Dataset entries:
--- BEGIN ---
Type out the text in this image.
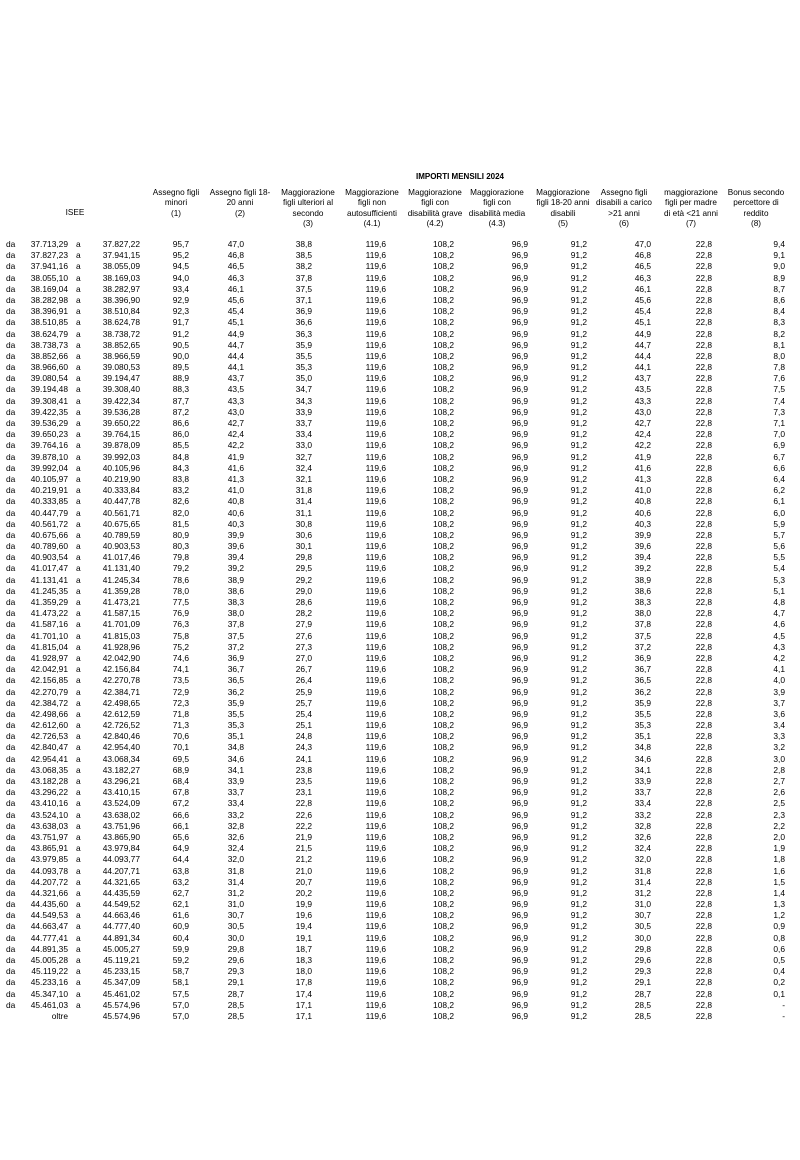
IMPORTI MENSILI 2024
Assegno figli
minori
(1)
Assegno figli 18-
20 anni
(2)
Maggiorazione
figli ulteriori al
secondo
(3)
Maggiorazione
figli non
autosufficienti
(4.1)
Maggiorazione
figli con
disabilità grave
(4.2)
Maggiorazione
figli con
disabilità media
(4.3)
Maggiorazione
figli 18-20 anni
disabili
(5)
Assegno figli
disabili a carico
>21 anni
(6)
maggiorazione
figli per madre
di età <21 anni
(7)
Bonus secondo
percettore di
reddito
(8)
ISEE
da	37.713,29 a	37.827,22	95,7	47,0	38,8	119,6	108,2	96,9	91,2	47,0	22,8	9,4
da	37.827,23 a	37.941,15	95,2	46,8	38,5	119,6	108,2	96,9	91,2	46,8	22,8	9,1
da	37.941,16 a	38.055,09	94,5	46,5	38,2	119,6	108,2	96,9	91,2	46,5	22,8	9,0
da	38.055,10 a	38.169,03	94,0	46,3	37,8	119,6	108,2	96,9	91,2	46,3	22,8	8,9
da	38.169,04 a	38.282,97	93,4	46,1	37,5	119,6	108,2	96,9	91,2	46,1	22,8	8,7
da	38.282,98 a	38.396,90	92,9	45,6	37,1	119,6	108,2	96,9	91,2	45,6	22,8	8,6
da	38.396,91 a	38.510,84	92,3	45,4	36,9	119,6	108,2	96,9	91,2	45,4	22,8	8,4
da	38.510,85 a	38.624,78	91,7	45,1	36,6	119,6	108,2	96,9	91,2	45,1	22,8	8,3
da	38.624,79 a	38.738,72	91,2	44,9	36,3	119,6	108,2	96,9	91,2	44,9	22,8	8,2
da	38.738,73 a	38.852,65	90,5	44,7	35,9	119,6	108,2	96,9	91,2	44,7	22,8	8,1
da	38.852,66 a	38.966,59	90,0	44,4	35,5	119,6	108,2	96,9	91,2	44,4	22,8	8,0
da	38.966,60 a	39.080,53	89,5	44,1	35,3	119,6	108,2	96,9	91,2	44,1	22,8	7,8
da	39.080,54 a	39.194,47	88,9	43,7	35,0	119,6	108,2	96,9	91,2	43,7	22,8	7,6
da	39.194,48 a	39.308,40	88,3	43,5	34,7	119,6	108,2	96,9	91,2	43,5	22,8	7,5
da	39.308,41 a	39.422,34	87,7	43,3	34,3	119,6	108,2	96,9	91,2	43,3	22,8	7,4
da	39.422,35 a	39.536,28	87,2	43,0	33,9	119,6	108,2	96,9	91,2	43,0	22,8	7,3
da	39.536,29 a	39.650,22	86,6	42,7	33,7	119,6	108,2	96,9	91,2	42,7	22,8	7,1
da	39.650,23 a	39.764,15	86,0	42,4	33,4	119,6	108,2	96,9	91,2	42,4	22,8	7,0
da	39.764,16 a	39.878,09	85,5	42,2	33,0	119,6	108,2	96,9	91,2	42,2	22,8	6,9
da	39.878,10 a	39.992,03	84,8	41,9	32,7	119,6	108,2	96,9	91,2	41,9	22,8	6,7
da	39.992,04 a	40.105,96	84,3	41,6	32,4	119,6	108,2	96,9	91,2	41,6	22,8	6,6
da	40.105,97 a	40.219,90	83,8	41,3	32,1	119,6	108,2	96,9	91,2	41,3	22,8	6,4
da	40.219,91 a	40.333,84	83,2	41,0	31,8	119,6	108,2	96,9	91,2	41,0	22,8	6,2
da	40.333,85 a	40.447,78	82,6	40,8	31,4	119,6	108,2	96,9	91,2	40,8	22,8	6,1
da	40.447,79 a	40.561,71	82,0	40,6	31,1	119,6	108,2	96,9	91,2	40,6	22,8	6,0
da	40.561,72 a	40.675,65	81,5	40,3	30,8	119,6	108,2	96,9	91,2	40,3	22,8	5,9
da	40.675,66 a	40.789,59	80,9	39,9	30,6	119,6	108,2	96,9	91,2	39,9	22,8	5,7
da	40.789,60 a	40.903,53	80,3	39,6	30,1	119,6	108,2	96,9	91,2	39,6	22,8	5,6
da	40.903,54 a	41.017,46	79,8	39,4	29,8	119,6	108,2	96,9	91,2	39,4	22,8	5,5
da	41.017,47 a	41.131,40	79,2	39,2	29,5	119,6	108,2	96,9	91,2	39,2	22,8	5,4
da	41.131,41 a	41.245,34	78,6	38,9	29,2	119,6	108,2	96,9	91,2	38,9	22,8	5,3
da	41.245,35 a	41.359,28	78,0	38,6	29,0	119,6	108,2	96,9	91,2	38,6	22,8	5,1
da	41.359,29 a	41.473,21	77,5	38,3	28,6	119,6	108,2	96,9	91,2	38,3	22,8	4,8
da	41.473,22 a	41.587,15	76,9	38,0	28,2	119,6	108,2	96,9	91,2	38,0	22,8	4,7
da	41.587,16 a	41.701,09	76,3	37,8	27,9	119,6	108,2	96,9	91,2	37,8	22,8	4,6
da	41.701,10 a	41.815,03	75,8	37,5	27,6	119,6	108,2	96,9	91,2	37,5	22,8	4,5
da	41.815,04 a	41.928,96	75,2	37,2	27,3	119,6	108,2	96,9	91,2	37,2	22,8	4,3
da	41.928,97 a	42.042,90	74,6	36,9	27,0	119,6	108,2	96,9	91,2	36,9	22,8	4,2
da	42.042,91 a	42.156,84	74,1	36,7	26,7	119,6	108,2	96,9	91,2	36,7	22,8	4,1
da	42.156,85 a	42.270,78	73,5	36,5	26,4	119,6	108,2	96,9	91,2	36,5	22,8	4,0
da	42.270,79 a	42.384,71	72,9	36,2	25,9	119,6	108,2	96,9	91,2	36,2	22,8	3,9
da	42.384,72 a	42.498,65	72,3	35,9	25,7	119,6	108,2	96,9	91,2	35,9	22,8	3,7
da	42.498,66 a	42.612,59	71,8	35,5	25,4	119,6	108,2	96,9	91,2	35,5	22,8	3,6
da	42.612,60 a	42.726,52	71,3	35,3	25,1	119,6	108,2	96,9	91,2	35,3	22,8	3,4
da	42.726,53 a	42.840,46	70,6	35,1	24,8	119,6	108,2	96,9	91,2	35,1	22,8	3,3
da	42.840,47 a	42.954,40	70,1	34,8	24,3	119,6	108,2	96,9	91,2	34,8	22,8	3,2
da	42.954,41 a	43.068,34	69,5	34,6	24,1	119,6	108,2	96,9	91,2	34,6	22,8	3,0
da	43.068,35 a	43.182,27	68,9	34,1	23,8	119,6	108,2	96,9	91,2	34,1	22,8	2,8
da	43.182,28 a	43.296,21	68,4	33,9	23,5	119,6	108,2	96,9	91,2	33,9	22,8	2,7
da	43.296,22 a	43.410,15	67,8	33,7	23,1	119,6	108,2	96,9	91,2	33,7	22,8	2,6
da	43.410,16 a	43.524,09	67,2	33,4	22,8	119,6	108,2	96,9	91,2	33,4	22,8	2,5
da	43.524,10 a	43.638,02	66,6	33,2	22,6	119,6	108,2	96,9	91,2	33,2	22,8	2,3
da	43.638,03 a	43.751,96	66,1	32,8	22,2	119,6	108,2	96,9	91,2	32,8	22,8	2,2
da	43.751,97 a	43.865,90	65,6	32,6	21,9	119,6	108,2	96,9	91,2	32,6	22,8	2,0
da	43.865,91 a	43.979,84	64,9	32,4	21,5	119,6	108,2	96,9	91,2	32,4	22,8	1,9
da	43.979,85 a	44.093,77	64,4	32,0	21,2	119,6	108,2	96,9	91,2	32,0	22,8	1,8
da	44.093,78 a	44.207,71	63,8	31,8	21,0	119,6	108,2	96,9	91,2	31,8	22,8	1,6
da	44.207,72 a	44.321,65	63,2	31,4	20,7	119,6	108,2	96,9	91,2	31,4	22,8	1,5
da	44.321,66 a	44.435,59	62,7	31,2	20,2	119,6	108,2	96,9	91,2	31,2	22,8	1,4
da	44.435,60 a	44.549,52	62,1	31,0	19,9	119,6	108,2	96,9	91,2	31,0	22,8	1,3
da	44.549,53 a	44.663,46	61,6	30,7	19,6	119,6	108,2	96,9	91,2	30,7	22,8	1,2
da	44.663,47 a	44.777,40	60,9	30,5	19,4	119,6	108,2	96,9	91,2	30,5	22,8	0,9
da	44.777,41 a	44.891,34	60,4	30,0	19,1	119,6	108,2	96,9	91,2	30,0	22,8	0,8
da	44.891,35 a	45.005,27	59,9	29,8	18,7	119,6	108,2	96,9	91,2	29,8	22,8	0,6
da	45.005,28 a	45.119,21	59,2	29,6	18,3	119,6	108,2	96,9	91,2	29,6	22,8	0,5
da	45.119,22 a	45.233,15	58,7	29,3	18,0	119,6	108,2	96,9	91,2	29,3	22,8	0,4
da	45.233,16 a	45.347,09	58,1	29,1	17,8	119,6	108,2	96,9	91,2	29,1	22,8	0,2
da	45.347,10 a	45.461,02	57,5	28,7	17,4	119,6	108,2	96,9	91,2	28,7	22,8	0,1
da	45.461,03 a	45.574,96	57,0	28,5	17,1	119,6	108,2	96,9	91,2	28,5	22,8	-
oltre	45.574,96	57,0	28,5	17,1	119,6	108,2	96,9	91,2	28,5	22,8	-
--- END ---
#### DIRECTIONS:
Pull out all lines from the entries above that include the word "figli".

#### EXERCISE RESULT:
Assegno figli
Assegno figli 18-
figli ulteriori al
figli non
figli con
figli con
figli 18-20 anni
Assegno figli
figli per madre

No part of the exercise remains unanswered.